SEZIONE DEL TESTO:
# # # #

Si stima che due terzi delle emissioni di questi moduli di vacanza per super-ricchi vengano rilasciate finché il mezzo si trova nella stratosfera, tra i 12 e i 50 km di distanza dalla Terra, o al massimo nella mesosfera, il livello immediatamente successivo, tra i 50 e gli 85 km di altezza. In questi strati le emissioni possono resistere e circolare, trasportate dall’aria, per un periodo minimo di 2 o 3 anni. Durante le fasi di allontanamento dalla superficie terrestre e di rientro nell’atmosfera – perché naturalmente le navicelle devono anche tornare indietro, al termine della spedizione – si generano temperature altissime e l’ossigeno stabilizzato a quelle altezze, nell’aria, si converte, per una reazione chimica, in ossido di azoto reattivo. Ciò si deve alla combustione degli scudi di calore protettivi delle navicelle, indispensabili perché il processo di rientro vada a buon fine.
Cambiamento climatico e turismo spaziale
Questi viaggi tra le stelle sono attori protagonisti nel cambiamento climatico. Anidride carbonica e fuliggine espulse dai propulsori intrappolano il calore nell’atmosfera, riscaldandola. I vapori acquei rilasciati dai motori ibridi o a idrogeno formano nuvole di provenienza non naturale riflettendo la luce del sole verso lo spazio e schermandone l’arrivo sul nostro Pianeta, togliendoci luce. Lo strato di ozono, già forato da tempo, è incapace di assorbire la luce solare come dovrebbe, inficiando il riscaldamento della Terra. In sostanza, un singolo viaggio spaziale come quelli di luglio è una potenziale mina vagante per il pianeta, immaginiamo cosa possa significare un’industria dello spazio.
Naturalmente nessuno è ancora in grado di fornire un modello attendibile di quanto nociva sarà questa attività nei prossimi anni, in quanto si parla di un’operazione che è all’inizio della sua storia e potrebbe evolversi in maniera inaspettata rispetto alle tecnologie e le abitudini odierne. I processi atmosferici non sono totalmente replicabili in laboratorio. Quel che però possiamo fare, per stimare in qualche maniera il potenziale dannoso di una simile industria, è comprendere in quale maniera essa si svilupperà nel prossimo futuro.

# # # #

Voci salvate:

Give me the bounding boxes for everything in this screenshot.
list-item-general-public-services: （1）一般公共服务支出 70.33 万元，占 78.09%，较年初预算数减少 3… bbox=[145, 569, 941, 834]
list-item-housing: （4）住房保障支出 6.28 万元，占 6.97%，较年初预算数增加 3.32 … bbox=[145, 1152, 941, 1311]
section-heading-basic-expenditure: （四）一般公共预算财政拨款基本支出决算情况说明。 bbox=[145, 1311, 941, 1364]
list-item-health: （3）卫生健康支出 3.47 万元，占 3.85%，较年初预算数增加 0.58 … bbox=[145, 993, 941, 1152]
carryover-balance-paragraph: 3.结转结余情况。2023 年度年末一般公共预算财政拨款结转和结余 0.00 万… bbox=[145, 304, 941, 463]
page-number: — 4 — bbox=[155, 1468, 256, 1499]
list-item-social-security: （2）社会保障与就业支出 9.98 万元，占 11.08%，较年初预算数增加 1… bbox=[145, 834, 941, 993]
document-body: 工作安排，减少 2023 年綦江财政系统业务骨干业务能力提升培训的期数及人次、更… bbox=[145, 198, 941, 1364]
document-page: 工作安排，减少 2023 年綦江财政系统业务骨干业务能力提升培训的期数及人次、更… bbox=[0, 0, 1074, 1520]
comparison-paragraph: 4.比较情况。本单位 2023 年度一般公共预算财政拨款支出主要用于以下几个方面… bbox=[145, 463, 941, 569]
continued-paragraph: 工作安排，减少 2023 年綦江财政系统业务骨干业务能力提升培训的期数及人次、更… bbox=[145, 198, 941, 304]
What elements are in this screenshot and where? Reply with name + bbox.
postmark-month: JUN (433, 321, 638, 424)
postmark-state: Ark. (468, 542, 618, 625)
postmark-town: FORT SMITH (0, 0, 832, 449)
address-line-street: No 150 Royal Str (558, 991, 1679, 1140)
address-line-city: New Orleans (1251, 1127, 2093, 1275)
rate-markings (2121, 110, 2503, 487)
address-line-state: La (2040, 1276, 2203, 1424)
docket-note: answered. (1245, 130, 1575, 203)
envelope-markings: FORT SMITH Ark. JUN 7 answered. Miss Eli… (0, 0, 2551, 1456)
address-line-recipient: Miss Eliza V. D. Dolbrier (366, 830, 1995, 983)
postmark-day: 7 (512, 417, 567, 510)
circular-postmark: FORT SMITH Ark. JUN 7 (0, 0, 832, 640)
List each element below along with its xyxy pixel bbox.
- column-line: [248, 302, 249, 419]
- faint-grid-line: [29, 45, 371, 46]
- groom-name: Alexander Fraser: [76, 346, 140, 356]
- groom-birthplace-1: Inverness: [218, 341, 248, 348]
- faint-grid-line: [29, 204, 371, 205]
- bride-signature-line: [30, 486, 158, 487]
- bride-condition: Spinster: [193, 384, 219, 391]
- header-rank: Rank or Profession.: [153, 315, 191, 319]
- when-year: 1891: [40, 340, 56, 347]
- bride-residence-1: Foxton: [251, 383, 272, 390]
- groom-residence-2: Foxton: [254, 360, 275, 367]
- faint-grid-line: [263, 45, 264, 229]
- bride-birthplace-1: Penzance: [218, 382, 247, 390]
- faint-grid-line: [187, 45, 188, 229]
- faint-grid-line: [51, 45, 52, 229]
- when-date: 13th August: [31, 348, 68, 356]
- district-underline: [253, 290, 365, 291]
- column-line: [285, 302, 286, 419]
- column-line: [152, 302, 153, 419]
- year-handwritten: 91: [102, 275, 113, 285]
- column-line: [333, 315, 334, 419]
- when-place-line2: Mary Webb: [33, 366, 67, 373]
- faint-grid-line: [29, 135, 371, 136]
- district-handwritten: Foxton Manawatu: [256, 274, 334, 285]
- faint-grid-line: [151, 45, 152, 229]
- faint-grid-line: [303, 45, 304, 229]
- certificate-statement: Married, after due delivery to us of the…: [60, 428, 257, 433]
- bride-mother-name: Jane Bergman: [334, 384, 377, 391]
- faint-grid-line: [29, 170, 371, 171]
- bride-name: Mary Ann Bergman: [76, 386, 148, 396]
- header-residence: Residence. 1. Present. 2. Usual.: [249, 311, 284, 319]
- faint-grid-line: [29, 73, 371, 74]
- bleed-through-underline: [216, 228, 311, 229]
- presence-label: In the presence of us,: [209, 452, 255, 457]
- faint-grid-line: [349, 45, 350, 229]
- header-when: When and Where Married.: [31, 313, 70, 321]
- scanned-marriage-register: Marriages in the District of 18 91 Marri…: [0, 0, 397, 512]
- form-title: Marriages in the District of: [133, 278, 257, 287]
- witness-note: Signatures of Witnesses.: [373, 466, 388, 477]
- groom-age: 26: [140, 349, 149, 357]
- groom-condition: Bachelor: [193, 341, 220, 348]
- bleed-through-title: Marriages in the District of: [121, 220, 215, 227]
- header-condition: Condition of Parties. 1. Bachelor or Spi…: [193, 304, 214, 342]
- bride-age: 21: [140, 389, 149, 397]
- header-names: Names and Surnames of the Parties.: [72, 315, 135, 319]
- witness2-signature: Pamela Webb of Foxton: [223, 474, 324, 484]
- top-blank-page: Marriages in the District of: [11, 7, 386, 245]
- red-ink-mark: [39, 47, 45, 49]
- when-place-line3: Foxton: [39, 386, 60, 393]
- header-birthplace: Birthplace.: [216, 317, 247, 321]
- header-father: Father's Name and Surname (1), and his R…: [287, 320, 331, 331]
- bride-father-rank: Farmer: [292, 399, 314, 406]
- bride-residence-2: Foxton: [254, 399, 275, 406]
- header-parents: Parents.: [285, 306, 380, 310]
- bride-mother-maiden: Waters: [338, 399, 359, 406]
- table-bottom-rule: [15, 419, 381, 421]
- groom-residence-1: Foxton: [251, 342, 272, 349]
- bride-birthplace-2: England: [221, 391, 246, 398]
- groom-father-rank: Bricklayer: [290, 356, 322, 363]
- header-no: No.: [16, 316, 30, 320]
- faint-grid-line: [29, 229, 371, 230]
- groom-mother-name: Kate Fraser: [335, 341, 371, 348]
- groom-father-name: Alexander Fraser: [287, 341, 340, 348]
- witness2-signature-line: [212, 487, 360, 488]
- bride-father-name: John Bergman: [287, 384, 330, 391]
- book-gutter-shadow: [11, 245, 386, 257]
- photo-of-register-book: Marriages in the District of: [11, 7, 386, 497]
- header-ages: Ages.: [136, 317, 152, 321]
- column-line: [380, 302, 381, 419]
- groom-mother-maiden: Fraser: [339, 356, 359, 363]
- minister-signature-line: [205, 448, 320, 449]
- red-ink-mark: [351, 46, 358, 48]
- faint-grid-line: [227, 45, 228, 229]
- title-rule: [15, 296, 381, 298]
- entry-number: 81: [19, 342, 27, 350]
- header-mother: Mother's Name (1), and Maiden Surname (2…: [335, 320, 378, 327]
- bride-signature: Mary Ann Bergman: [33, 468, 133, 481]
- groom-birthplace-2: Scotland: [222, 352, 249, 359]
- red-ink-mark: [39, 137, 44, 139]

# # # #

COMPLETA QUANTO SEGUE:
a - Quali sostanze espulse o rilasciate da propulsori e motori nomina il testo sul turismo spaziale nel paragrafo che inizia con "Questi viaggi tra le stelle"?
b - Riscrivi il passo del testo sul turismo spaziale che comincia con le parole "Si stima che" e si ferma dopo "a buon fine.", chiamando "capsule" ciò che il testo chiama "navicelle".
Per rispondere basati soltanto sul testo.

RISPOSTE ATTESE:
a - Anidride carbonica, fuliggine, vapori acquei

b -
Si stima che due terzi delle emissioni di questi moduli di vacanza per super-ricchi vengano rilasciate finché il mezzo si trova nella stratosfera, tra i 12 e i 50 km di distanza dalla Terra, o al massimo nella mesosfera, il livello immediatamente successivo, tra i 50 e gli 85 km di altezza. In questi strati le emissioni possono resistere e circolare, trasportate dall’aria, per un periodo minimo di 2 o 3 anni. Durante le fasi di allontanamento dalla superficie terrestre e di rientro nell’atmosfera – perché naturalmente le capsule devono anche tornare indietro, al termine della spedizione – si generano temperature altissime e l’ossigeno stabilizzato a quelle altezze, nell’aria, si converte, per una reazione chimica, in ossido di azoto reattivo. Ciò si deve alla combustione degli scudi di calore protettivi delle capsule, indispensabili perché il processo di rientro vada a buon fine.